- DIRECTIONS FOR THIS TASK -
Quote every line below exactly and skip any picture.

- DATA LISTING -
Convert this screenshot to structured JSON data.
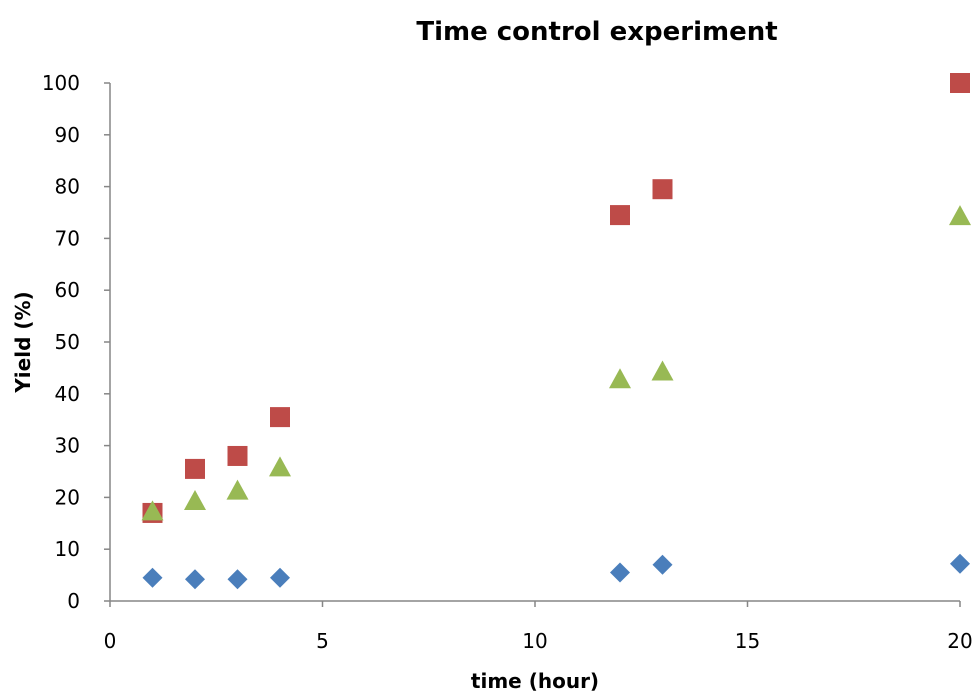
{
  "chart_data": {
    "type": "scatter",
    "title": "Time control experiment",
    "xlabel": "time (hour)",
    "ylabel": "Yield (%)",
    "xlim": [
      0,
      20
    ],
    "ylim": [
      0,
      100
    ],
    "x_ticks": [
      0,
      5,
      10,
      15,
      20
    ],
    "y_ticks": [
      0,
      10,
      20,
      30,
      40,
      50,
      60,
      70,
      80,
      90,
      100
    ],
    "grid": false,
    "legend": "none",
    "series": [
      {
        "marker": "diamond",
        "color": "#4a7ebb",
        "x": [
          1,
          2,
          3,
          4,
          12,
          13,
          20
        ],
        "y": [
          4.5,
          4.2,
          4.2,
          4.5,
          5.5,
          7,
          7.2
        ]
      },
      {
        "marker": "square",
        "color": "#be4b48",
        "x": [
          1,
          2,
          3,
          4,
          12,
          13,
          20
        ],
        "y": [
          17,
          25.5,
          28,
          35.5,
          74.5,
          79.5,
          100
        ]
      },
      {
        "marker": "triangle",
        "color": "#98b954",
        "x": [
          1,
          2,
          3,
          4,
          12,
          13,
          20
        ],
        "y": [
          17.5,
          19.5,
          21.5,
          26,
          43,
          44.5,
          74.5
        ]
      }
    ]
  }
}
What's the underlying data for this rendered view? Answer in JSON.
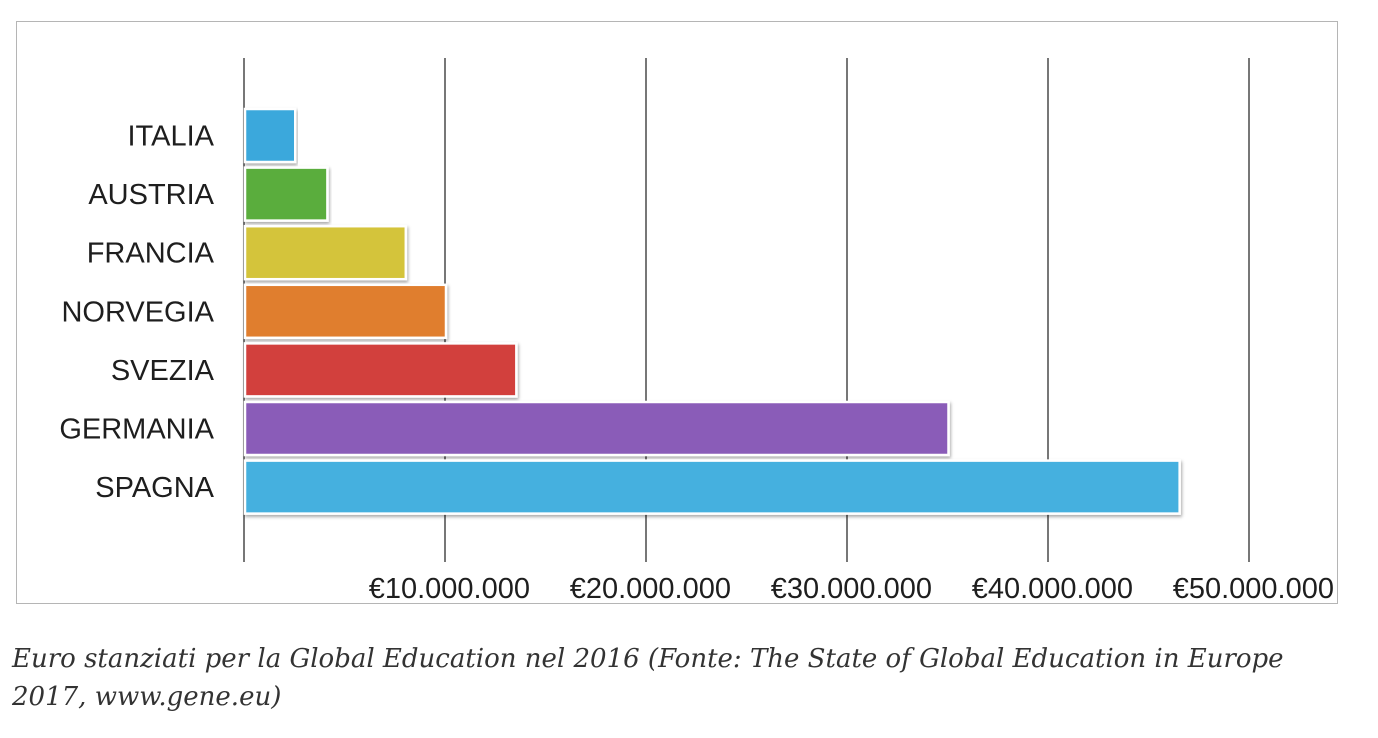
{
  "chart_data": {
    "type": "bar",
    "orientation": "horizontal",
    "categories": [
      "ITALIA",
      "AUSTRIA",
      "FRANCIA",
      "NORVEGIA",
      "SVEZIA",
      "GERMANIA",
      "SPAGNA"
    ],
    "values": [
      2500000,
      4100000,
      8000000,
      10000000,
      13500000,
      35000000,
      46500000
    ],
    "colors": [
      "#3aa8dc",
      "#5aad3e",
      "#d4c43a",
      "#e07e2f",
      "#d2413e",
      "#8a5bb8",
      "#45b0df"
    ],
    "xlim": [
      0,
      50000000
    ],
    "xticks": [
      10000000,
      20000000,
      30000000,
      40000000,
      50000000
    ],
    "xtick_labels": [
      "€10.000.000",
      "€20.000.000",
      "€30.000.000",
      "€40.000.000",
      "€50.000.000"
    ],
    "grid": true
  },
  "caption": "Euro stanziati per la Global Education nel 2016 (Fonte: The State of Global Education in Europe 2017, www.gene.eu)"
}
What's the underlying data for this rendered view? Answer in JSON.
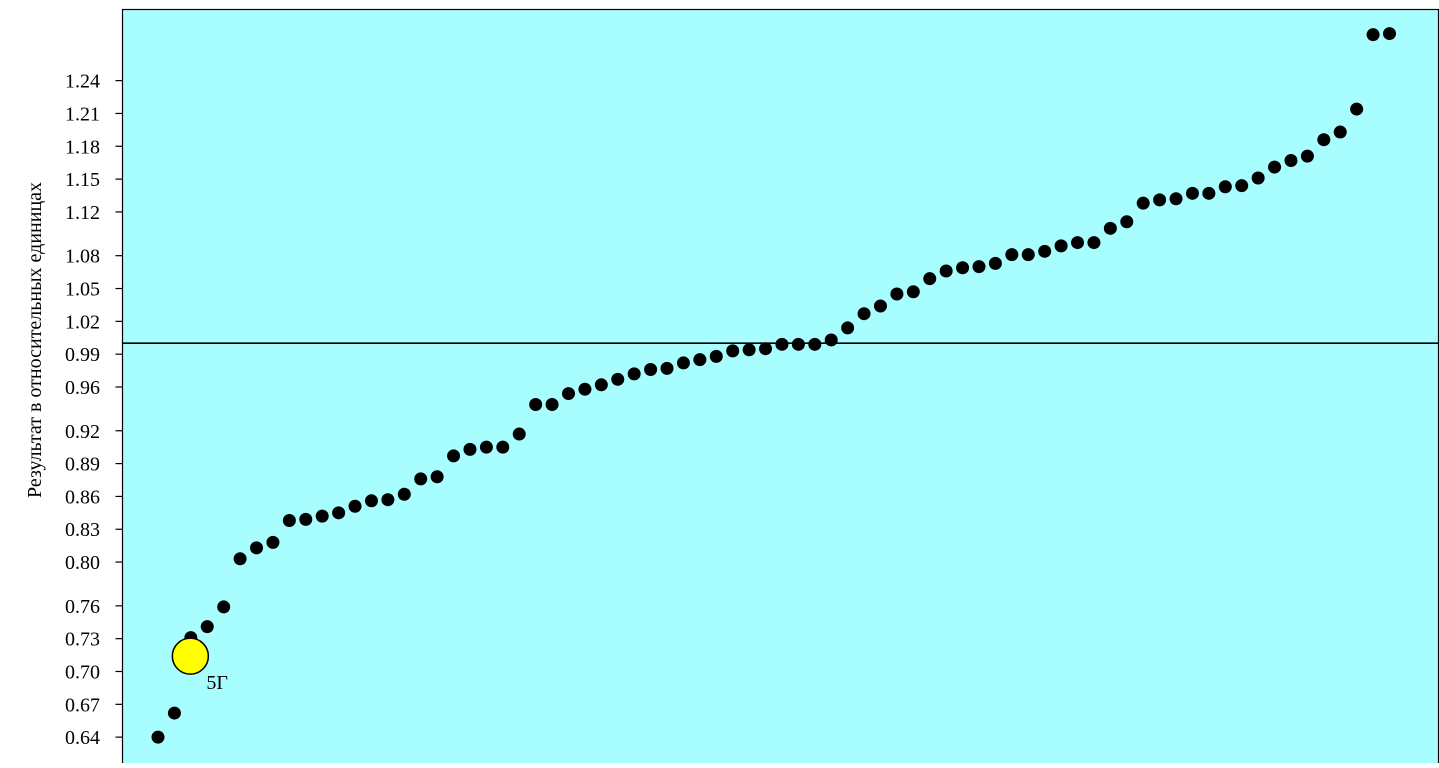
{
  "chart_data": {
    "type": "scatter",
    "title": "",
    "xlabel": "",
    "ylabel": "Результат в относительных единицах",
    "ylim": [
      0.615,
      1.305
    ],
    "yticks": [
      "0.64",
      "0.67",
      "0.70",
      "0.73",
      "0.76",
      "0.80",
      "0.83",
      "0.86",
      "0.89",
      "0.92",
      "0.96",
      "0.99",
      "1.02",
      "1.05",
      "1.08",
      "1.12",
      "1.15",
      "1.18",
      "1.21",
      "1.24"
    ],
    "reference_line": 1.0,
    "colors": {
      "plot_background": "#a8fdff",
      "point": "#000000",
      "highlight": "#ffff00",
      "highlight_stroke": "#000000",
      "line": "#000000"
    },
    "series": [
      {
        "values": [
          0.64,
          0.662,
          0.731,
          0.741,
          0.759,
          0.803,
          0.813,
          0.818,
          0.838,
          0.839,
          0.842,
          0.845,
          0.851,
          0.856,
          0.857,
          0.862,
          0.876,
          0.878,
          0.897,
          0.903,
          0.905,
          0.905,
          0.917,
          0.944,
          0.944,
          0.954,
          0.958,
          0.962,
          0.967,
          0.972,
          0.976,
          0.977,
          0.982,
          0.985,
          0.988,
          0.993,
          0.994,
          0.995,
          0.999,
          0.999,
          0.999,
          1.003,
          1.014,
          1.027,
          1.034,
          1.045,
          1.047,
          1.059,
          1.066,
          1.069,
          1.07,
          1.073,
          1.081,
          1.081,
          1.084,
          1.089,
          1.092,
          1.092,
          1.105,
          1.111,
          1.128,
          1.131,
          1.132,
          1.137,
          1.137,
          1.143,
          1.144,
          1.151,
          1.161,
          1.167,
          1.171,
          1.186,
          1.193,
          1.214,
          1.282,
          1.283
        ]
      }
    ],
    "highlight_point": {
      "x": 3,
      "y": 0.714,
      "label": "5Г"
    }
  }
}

- OUTPUT -
Convert this screenshot to structured JSON data.
{
  "chart_data": {
    "type": "scatter",
    "title": "Time control experiment",
    "xlabel": "time (hour)",
    "ylabel": "Yield (%)",
    "xlim": [
      0,
      20
    ],
    "ylim": [
      0,
      100
    ],
    "x_ticks": [
      0,
      5,
      10,
      15,
      20
    ],
    "y_ticks": [
      0,
      10,
      20,
      30,
      40,
      50,
      60,
      70,
      80,
      90,
      100
    ],
    "grid": false,
    "legend": "none",
    "series": [
      {
        "marker": "diamond",
        "color": "#4a7ebb",
        "x": [
          1,
          2,
          3,
          4,
          12,
          13,
          20
        ],
        "y": [
          4.5,
          4.2,
          4.2,
          4.5,
          5.5,
          7,
          7.2
        ]
      },
      {
        "marker": "square",
        "color": "#be4b48",
        "x": [
          1,
          2,
          3,
          4,
          12,
          13,
          20
        ],
        "y": [
          17,
          25.5,
          28,
          35.5,
          74.5,
          79.5,
          100
        ]
      },
      {
        "marker": "triangle",
        "color": "#98b954",
        "x": [
          1,
          2,
          3,
          4,
          12,
          13,
          20
        ],
        "y": [
          17.5,
          19.5,
          21.5,
          26,
          43,
          44.5,
          74.5
        ]
      }
    ]
  }
}
What's the underlying data for this rendered view? Answer in JSON.
{
  "chart_data": {
    "type": "bar",
    "orientation": "horizontal",
    "categories": [
      "ITALIA",
      "AUSTRIA",
      "FRANCIA",
      "NORVEGIA",
      "SVEZIA",
      "GERMANIA",
      "SPAGNA"
    ],
    "values": [
      2500000,
      4100000,
      8000000,
      10000000,
      13500000,
      35000000,
      46500000
    ],
    "colors": [
      "#3aa8dc",
      "#5aad3e",
      "#d4c43a",
      "#e07e2f",
      "#d2413e",
      "#8a5bb8",
      "#45b0df"
    ],
    "xlim": [
      0,
      50000000
    ],
    "xticks": [
      10000000,
      20000000,
      30000000,
      40000000,
      50000000
    ],
    "xtick_labels": [
      "€10.000.000",
      "€20.000.000",
      "€30.000.000",
      "€40.000.000",
      "€50.000.000"
    ],
    "grid": true
  },
  "caption": "Euro stanziati per la Global Education nel 2016 (Fonte: The State of Global Education in Europe 2017, www.gene.eu)"
}
What's the underlying data for this rendered view? Answer in JSON.
{
  "chart_data": {
    "type": "scatter",
    "title": "",
    "xlabel": "",
    "ylabel": "Результат в относительных единицах",
    "ylim": [
      0.615,
      1.305
    ],
    "yticks": [
      "0.64",
      "0.67",
      "0.70",
      "0.73",
      "0.76",
      "0.80",
      "0.83",
      "0.86",
      "0.89",
      "0.92",
      "0.96",
      "0.99",
      "1.02",
      "1.05",
      "1.08",
      "1.12",
      "1.15",
      "1.18",
      "1.21",
      "1.24"
    ],
    "reference_line": 1.0,
    "colors": {
      "plot_background": "#a8fdff",
      "point": "#000000",
      "highlight": "#ffff00",
      "highlight_stroke": "#000000",
      "line": "#000000"
    },
    "series": [
      {
        "values": [
          0.64,
          0.662,
          0.731,
          0.741,
          0.759,
          0.803,
          0.813,
          0.818,
          0.838,
          0.839,
          0.842,
          0.845,
          0.851,
          0.856,
          0.857,
          0.862,
          0.876,
          0.878,
          0.897,
          0.903,
          0.905,
          0.905,
          0.917,
          0.944,
          0.944,
          0.954,
          0.958,
          0.962,
          0.967,
          0.972,
          0.976,
          0.977,
          0.982,
          0.985,
          0.988,
          0.993,
          0.994,
          0.995,
          0.999,
          0.999,
          0.999,
          1.003,
          1.014,
          1.027,
          1.034,
          1.045,
          1.047,
          1.059,
          1.066,
          1.069,
          1.07,
          1.073,
          1.081,
          1.081,
          1.084,
          1.089,
          1.092,
          1.092,
          1.105,
          1.111,
          1.128,
          1.131,
          1.132,
          1.137,
          1.137,
          1.143,
          1.144,
          1.151,
          1.161,
          1.167,
          1.171,
          1.186,
          1.193,
          1.214,
          1.282,
          1.283
        ]
      }
    ],
    "highlight_point": {
      "x": 3,
      "y": 0.714,
      "label": "5Г"
    }
  }
}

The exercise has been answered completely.